> **Material supplied**
▼

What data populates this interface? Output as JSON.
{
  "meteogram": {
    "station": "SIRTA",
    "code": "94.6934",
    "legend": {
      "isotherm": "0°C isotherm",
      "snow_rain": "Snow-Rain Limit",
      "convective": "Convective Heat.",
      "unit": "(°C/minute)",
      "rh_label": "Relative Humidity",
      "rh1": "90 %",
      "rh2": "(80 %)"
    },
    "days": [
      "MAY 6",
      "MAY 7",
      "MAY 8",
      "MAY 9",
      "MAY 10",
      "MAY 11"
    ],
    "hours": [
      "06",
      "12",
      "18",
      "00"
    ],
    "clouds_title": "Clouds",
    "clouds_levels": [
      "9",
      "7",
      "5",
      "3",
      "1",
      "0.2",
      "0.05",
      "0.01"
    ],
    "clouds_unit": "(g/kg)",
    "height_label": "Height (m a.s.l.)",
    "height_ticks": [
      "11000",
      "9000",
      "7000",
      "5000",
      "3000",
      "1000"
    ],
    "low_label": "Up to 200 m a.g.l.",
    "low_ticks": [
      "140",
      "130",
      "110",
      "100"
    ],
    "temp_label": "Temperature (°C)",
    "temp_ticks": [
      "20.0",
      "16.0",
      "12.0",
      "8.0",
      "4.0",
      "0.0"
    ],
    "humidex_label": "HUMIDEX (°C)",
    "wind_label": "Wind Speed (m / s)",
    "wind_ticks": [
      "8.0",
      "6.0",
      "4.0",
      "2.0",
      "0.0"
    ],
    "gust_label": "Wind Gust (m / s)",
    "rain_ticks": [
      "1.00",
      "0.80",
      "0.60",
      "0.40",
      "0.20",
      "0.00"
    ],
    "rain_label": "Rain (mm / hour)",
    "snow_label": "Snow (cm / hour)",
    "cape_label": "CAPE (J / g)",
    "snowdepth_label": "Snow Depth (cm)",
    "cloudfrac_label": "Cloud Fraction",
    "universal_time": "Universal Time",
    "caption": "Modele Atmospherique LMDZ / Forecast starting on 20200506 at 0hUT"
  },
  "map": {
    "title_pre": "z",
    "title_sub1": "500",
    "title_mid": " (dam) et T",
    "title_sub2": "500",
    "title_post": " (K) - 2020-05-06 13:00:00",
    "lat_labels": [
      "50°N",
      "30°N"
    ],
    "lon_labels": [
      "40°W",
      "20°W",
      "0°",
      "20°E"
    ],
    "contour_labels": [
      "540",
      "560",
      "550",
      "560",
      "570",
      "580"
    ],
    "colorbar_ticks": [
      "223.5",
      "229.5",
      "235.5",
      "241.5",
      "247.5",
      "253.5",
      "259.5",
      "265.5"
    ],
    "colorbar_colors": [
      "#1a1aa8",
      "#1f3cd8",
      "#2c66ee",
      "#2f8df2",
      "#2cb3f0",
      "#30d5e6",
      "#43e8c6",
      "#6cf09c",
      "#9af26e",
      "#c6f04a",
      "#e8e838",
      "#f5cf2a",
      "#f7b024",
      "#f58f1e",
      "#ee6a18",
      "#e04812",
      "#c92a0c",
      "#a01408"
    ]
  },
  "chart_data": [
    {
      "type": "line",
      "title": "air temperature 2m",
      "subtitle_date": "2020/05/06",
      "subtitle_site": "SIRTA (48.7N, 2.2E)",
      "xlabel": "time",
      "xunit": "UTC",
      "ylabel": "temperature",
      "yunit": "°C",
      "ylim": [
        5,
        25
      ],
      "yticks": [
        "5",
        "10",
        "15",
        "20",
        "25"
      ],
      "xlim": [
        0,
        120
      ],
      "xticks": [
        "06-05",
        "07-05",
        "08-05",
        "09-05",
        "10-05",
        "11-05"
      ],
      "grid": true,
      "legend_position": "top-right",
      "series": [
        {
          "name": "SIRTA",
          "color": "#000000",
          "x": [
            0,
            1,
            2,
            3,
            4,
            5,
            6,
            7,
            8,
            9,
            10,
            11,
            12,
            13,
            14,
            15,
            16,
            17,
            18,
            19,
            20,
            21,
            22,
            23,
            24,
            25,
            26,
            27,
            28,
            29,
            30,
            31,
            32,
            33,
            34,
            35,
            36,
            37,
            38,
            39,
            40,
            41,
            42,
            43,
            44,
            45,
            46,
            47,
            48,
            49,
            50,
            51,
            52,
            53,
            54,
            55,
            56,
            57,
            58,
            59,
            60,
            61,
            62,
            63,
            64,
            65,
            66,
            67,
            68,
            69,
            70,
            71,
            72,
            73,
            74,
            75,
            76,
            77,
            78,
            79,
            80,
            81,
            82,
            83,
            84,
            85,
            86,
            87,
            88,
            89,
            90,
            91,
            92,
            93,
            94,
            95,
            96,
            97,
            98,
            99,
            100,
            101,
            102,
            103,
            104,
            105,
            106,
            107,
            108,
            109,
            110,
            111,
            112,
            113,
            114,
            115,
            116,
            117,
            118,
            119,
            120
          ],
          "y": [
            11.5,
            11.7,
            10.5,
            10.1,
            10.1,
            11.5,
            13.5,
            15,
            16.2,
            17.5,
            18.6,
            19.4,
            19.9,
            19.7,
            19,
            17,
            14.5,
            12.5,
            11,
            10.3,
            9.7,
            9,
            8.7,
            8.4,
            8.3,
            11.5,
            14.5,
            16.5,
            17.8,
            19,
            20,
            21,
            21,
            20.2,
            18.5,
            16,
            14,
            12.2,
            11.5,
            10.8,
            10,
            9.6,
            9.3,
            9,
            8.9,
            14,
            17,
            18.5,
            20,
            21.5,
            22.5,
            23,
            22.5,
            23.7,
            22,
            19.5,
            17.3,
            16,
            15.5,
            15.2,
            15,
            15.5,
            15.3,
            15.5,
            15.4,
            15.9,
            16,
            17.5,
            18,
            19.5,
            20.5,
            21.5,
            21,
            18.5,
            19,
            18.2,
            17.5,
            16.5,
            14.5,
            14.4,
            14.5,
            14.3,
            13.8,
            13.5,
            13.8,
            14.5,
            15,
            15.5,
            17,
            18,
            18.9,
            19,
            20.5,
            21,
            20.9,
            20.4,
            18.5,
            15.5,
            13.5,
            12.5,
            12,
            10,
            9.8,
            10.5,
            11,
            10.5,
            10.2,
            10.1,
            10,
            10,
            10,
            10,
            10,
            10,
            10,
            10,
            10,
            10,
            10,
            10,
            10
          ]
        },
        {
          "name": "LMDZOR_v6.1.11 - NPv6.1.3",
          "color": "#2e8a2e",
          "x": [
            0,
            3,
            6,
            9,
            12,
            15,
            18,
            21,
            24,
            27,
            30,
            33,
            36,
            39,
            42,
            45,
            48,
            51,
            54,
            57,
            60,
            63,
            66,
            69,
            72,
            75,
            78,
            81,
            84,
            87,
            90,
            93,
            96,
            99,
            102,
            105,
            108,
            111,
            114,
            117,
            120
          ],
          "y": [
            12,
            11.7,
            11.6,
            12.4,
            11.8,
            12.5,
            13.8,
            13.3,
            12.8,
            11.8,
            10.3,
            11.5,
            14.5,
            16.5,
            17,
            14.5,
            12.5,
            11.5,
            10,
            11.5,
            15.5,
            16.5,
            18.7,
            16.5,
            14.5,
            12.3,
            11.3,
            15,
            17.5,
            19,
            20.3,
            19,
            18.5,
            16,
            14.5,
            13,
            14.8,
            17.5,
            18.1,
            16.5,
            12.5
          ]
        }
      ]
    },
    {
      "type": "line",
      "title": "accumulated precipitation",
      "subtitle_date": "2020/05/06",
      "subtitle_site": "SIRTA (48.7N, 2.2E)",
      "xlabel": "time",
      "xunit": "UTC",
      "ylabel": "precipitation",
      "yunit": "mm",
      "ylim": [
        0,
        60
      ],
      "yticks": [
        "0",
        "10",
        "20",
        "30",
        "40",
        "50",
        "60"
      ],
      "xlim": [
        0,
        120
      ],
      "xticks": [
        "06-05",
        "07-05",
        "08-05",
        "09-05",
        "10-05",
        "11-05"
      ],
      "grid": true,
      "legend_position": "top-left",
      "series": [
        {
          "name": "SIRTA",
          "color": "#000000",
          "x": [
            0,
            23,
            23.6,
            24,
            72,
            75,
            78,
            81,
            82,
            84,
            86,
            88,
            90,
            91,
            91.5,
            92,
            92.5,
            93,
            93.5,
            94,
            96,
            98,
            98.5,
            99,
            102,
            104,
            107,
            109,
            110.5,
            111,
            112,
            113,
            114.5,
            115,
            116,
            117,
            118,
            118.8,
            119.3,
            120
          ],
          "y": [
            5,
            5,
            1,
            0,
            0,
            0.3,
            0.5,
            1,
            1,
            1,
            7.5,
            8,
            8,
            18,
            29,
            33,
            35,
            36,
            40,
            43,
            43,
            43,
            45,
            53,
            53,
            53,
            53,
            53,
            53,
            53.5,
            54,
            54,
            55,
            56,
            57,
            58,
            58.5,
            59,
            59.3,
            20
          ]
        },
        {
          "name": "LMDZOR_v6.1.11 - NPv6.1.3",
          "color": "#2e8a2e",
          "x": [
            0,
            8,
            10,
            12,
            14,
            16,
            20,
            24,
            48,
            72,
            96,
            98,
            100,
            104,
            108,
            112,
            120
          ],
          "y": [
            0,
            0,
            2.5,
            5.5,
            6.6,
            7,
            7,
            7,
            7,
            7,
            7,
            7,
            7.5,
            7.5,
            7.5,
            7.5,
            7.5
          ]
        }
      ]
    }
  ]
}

▲

> **Your objective**
Of all the lines in the data above, state how many include "ylabel". Say only the number.

> **Written response**
2